What you are asked to do = Reply with one number: the count of lines in the data that hold the string "образовательных".
====== Exercise materials ======
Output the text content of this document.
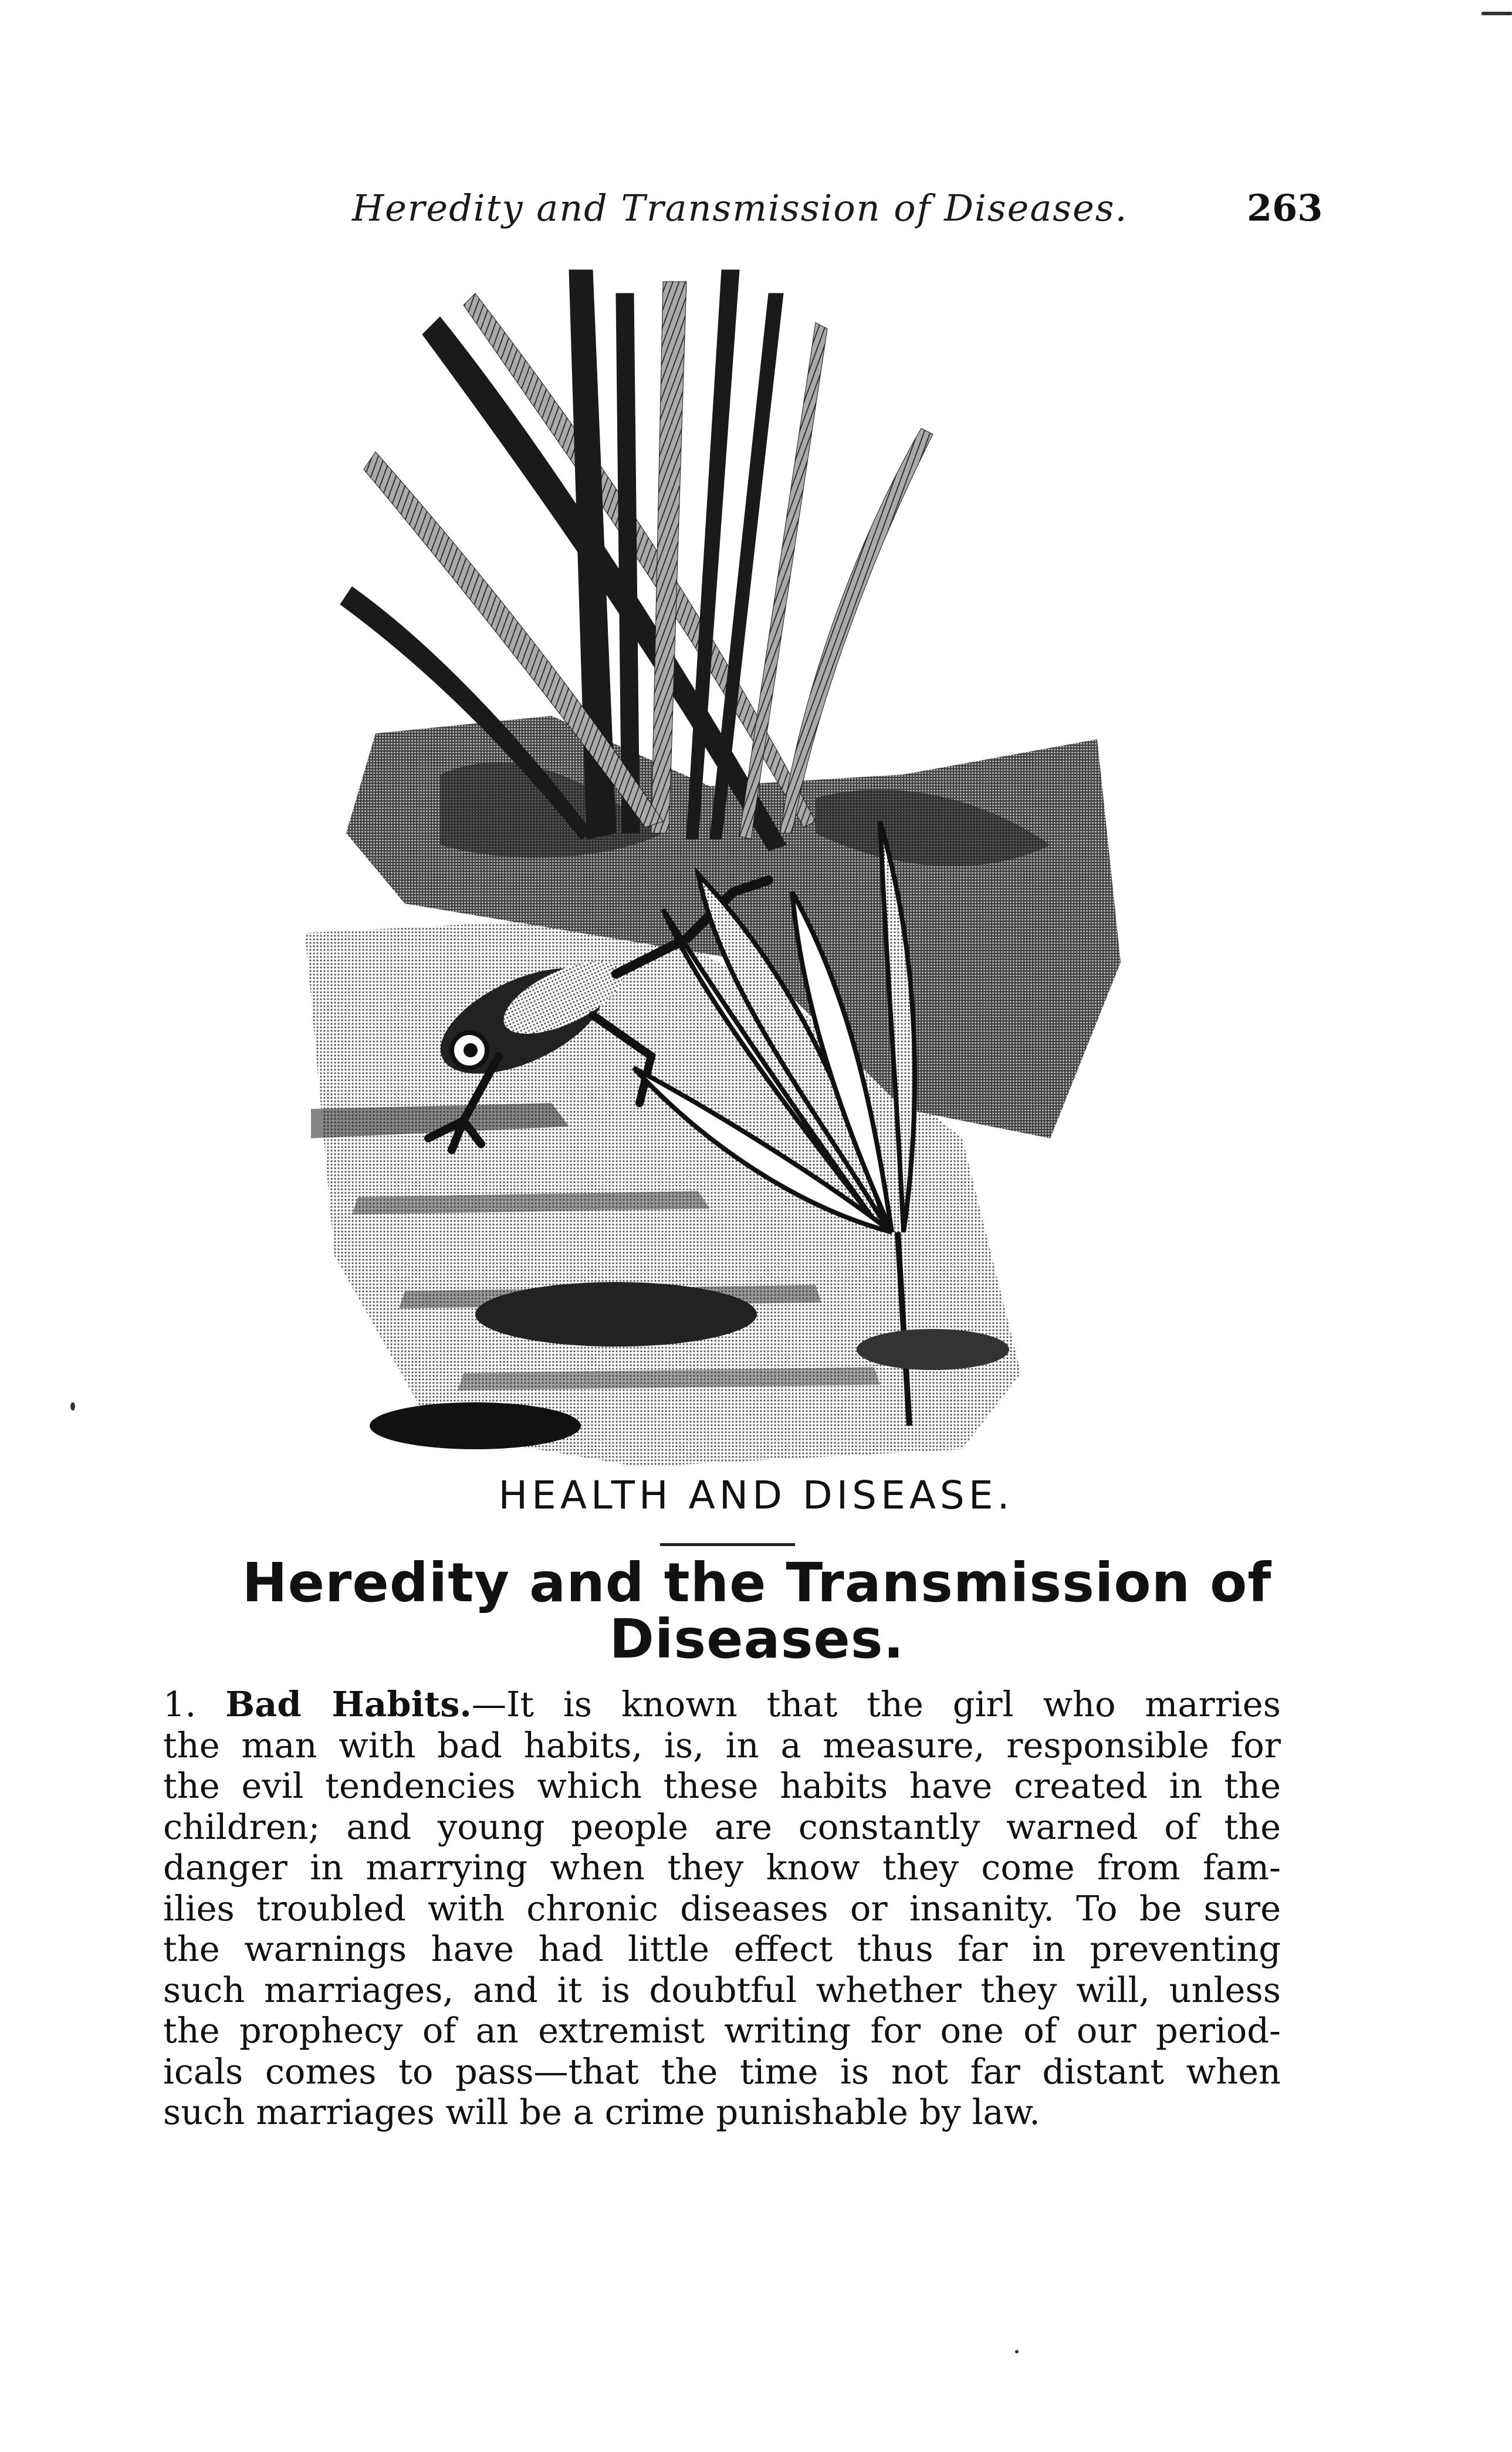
Heredity and Transmission of Diseases.	263
HEALTH AND DISEASE.
Heredity and the Transmission of
Diseases.
1. Bad Habits.—It is known that the girl who marries
the man with bad habits, is, in a measure, responsible for
the evil tendencies which these habits have created in the
children; and young people are constantly warned of the
danger in marrying when they know they come from fam-
ilies troubled with chronic diseases or insanity. To be sure
the warnings have had little effect thus far in preventing
such marriages, and it is doubtful whether they will, unless
the prophecy of an extremist writing for one of our period-
icals comes to pass—that the time is not far distant when
such marriages will be a crime punishable by law.
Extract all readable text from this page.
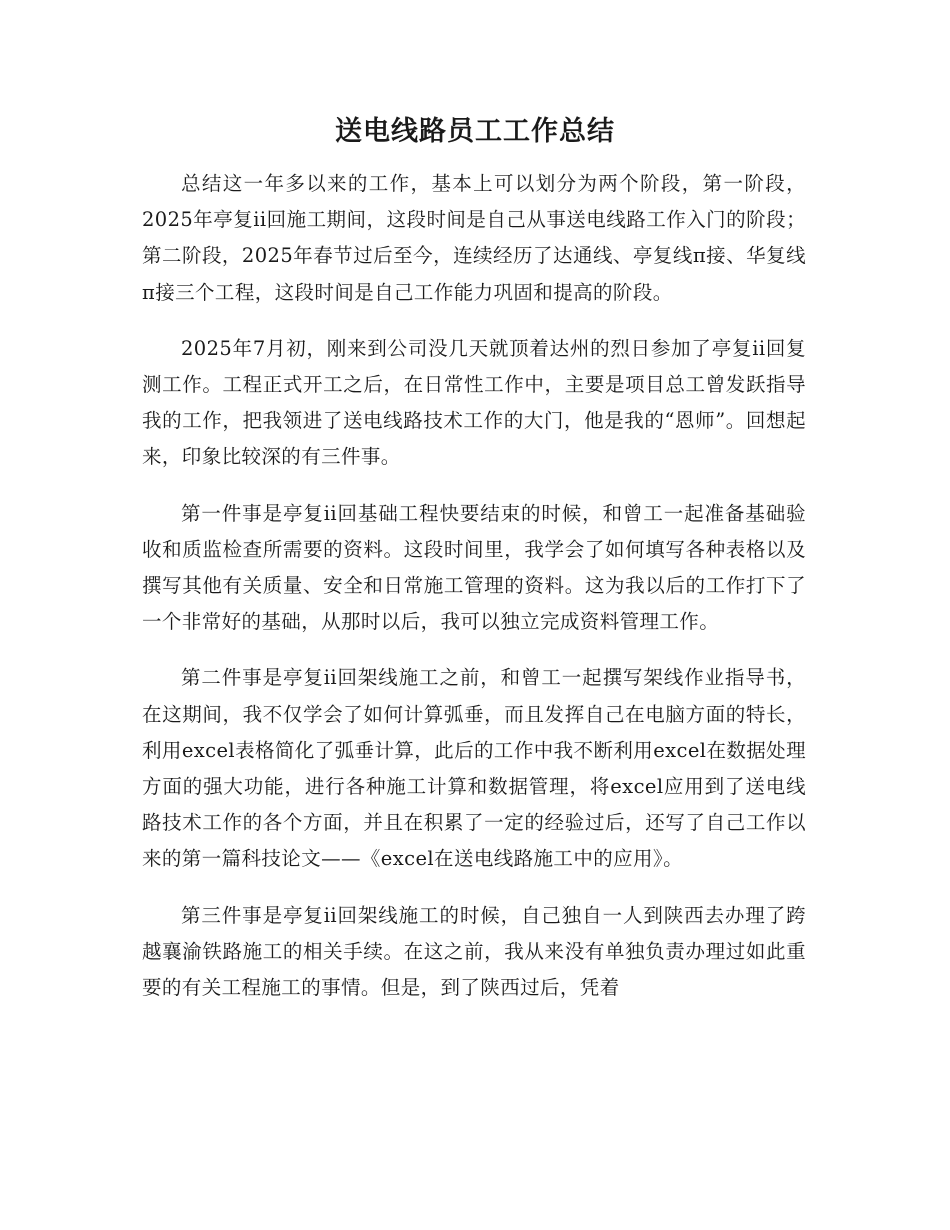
送电线路员工工作总结

总结这一年多以来的工作，基本上可以划分为两个阶段，第一阶段，2025年亭复ii回施工期间，这段时间是自己从事送电线路工作入门的阶段；第二阶段，2025年春节过后至今，连续经历了达通线、亭复线π接、华复线π接三个工程，这段时间是自己工作能力巩固和提高的阶段。

2025年7月初，刚来到公司没几天就顶着达州的烈日参加了亭复ii回复测工作。工程正式开工之后，在日常性工作中，主要是项目总工曾发跃指导我的工作，把我领进了送电线路技术工作的大门，他是我的“恩师”。回想起来，印象比较深的有三件事。

第一件事是亭复ii回基础工程快要结束的时候，和曾工一起准备基础验收和质监检查所需要的资料。这段时间里，我学会了如何填写各种表格以及撰写其他有关质量、安全和日常施工管理的资料。这为我以后的工作打下了一个非常好的基础，从那时以后，我可以独立完成资料管理工作。

第二件事是亭复ii回架线施工之前，和曾工一起撰写架线作业指导书，在这期间，我不仅学会了如何计算弧垂，而且发挥自己在电脑方面的特长，利用excel表格简化了弧垂计算，此后的工作中我不断利用excel在数据处理方面的强大功能，进行各种施工计算和数据管理，将excel应用到了送电线路技术工作的各个方面，并且在积累了一定的经验过后，还写了自己工作以来的第一篇科技论文——《excel在送电线路施工中的应用》。

第三件事是亭复ii回架线施工的时候，自己独自一人到陕西去办理了跨越襄渝铁路施工的相关手续。在这之前，我从来没有单独负责办理过如此重要的有关工程施工的事情。但是，到了陕西过后，凭着
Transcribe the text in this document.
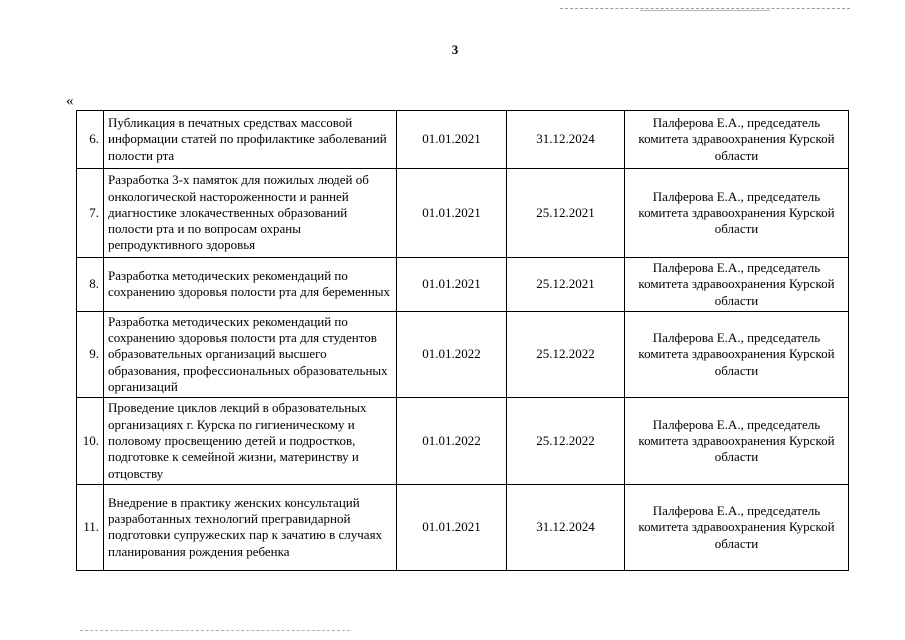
3
«
6.	Публикация в печатных средствах массовой информации статей по профилактике заболеваний полости рта	01.01.2021	31.12.2024	Палферова Е.А., председатель комитета здравоохранения Курской области
7.	Разработка 3-х памяток для пожилых людей об онкологической настороженности и ранней диагностике злокачественных образований полости рта и по вопросам охраны репродуктивного здоровья	01.01.2021	25.12.2021	Палферова Е.А., председатель комитета здравоохранения Курской области
8.	Разработка методических рекомендаций по сохранению здоровья полости рта для беременных	01.01.2021	25.12.2021	Палферова Е.А., председатель комитета здравоохранения Курской области
9.	Разработка методических рекомендаций по сохранению здоровья полости рта для студентов образовательных организаций высшего образования, профессиональных образовательных организаций	01.01.2022	25.12.2022	Палферова Е.А., председатель комитета здравоохранения Курской области
10.	Проведение циклов лекций в образовательных организациях г. Курска по гигиеническому и половому просвещению детей и подростков, подготовке к семейной жизни, материнству и отцовству	01.01.2022	25.12.2022	Палферова Е.А., председатель комитета здравоохранения Курской области
11.	Внедрение в практику женских консультаций разработанных технологий прегравидарной подготовки супружеских пар к зачатию в случаях планирования рождения ребенка	01.01.2021	31.12.2024	Палферова Е.А., председатель комитета здравоохранения Курской области
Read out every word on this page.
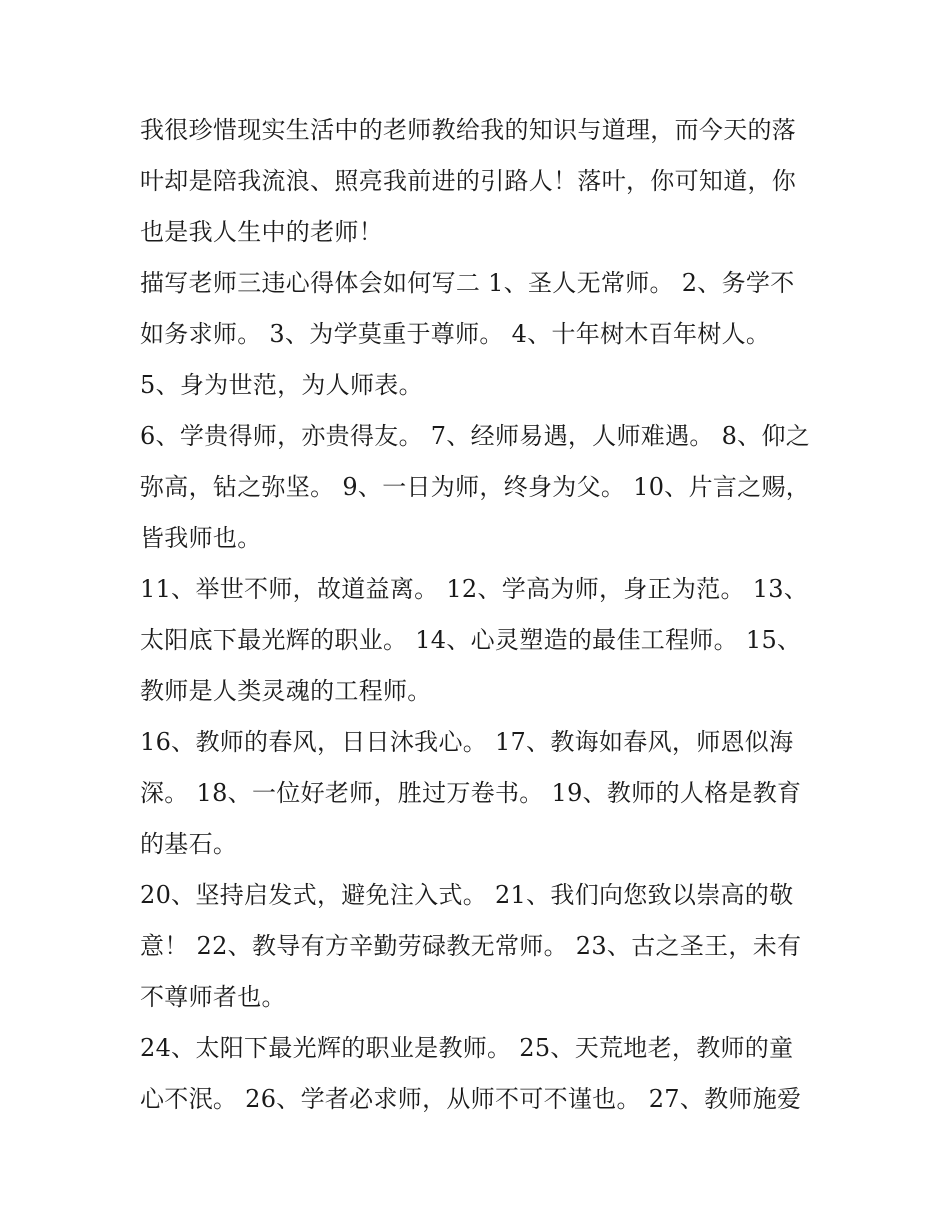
我很珍惜现实生活中的老师教给我的知识与道理，而今天的落叶却是陪我流浪、照亮我前进的引路人！落叶，你可知道，你也是我人生中的老师！

描写老师三违心得体会如何写二 1、圣人无常师。 2、务学不如务求师。 3、为学莫重于尊师。 4、十年树木百年树人。

5、身为世范，为人师表。

6、学贵得师，亦贵得友。 7、经师易遇，人师难遇。 8、仰之弥高，钻之弥坚。 9、一日为师，终身为父。 10、片言之赐，皆我师也。

11、举世不师，故道益离。 12、学高为师，身正为范。 13、太阳底下最光辉的职业。 14、心灵塑造的最佳工程师。 15、教师是人类灵魂的工程师。

16、教师的春风，日日沐我心。 17、教诲如春风，师恩似海深。 18、一位好老师，胜过万卷书。 19、教师的人格是教育的基石。

20、坚持启发式，避免注入式。 21、我们向您致以崇高的敬意！ 22、教导有方辛勤劳碌教无常师。 23、古之圣王，未有不尊师者也。

24、太阳下最光辉的职业是教师。 25、天荒地老，教师的童心不泯。 26、学者必求师，从师不可不谨也。 27、教师施爱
======
Written solution = 2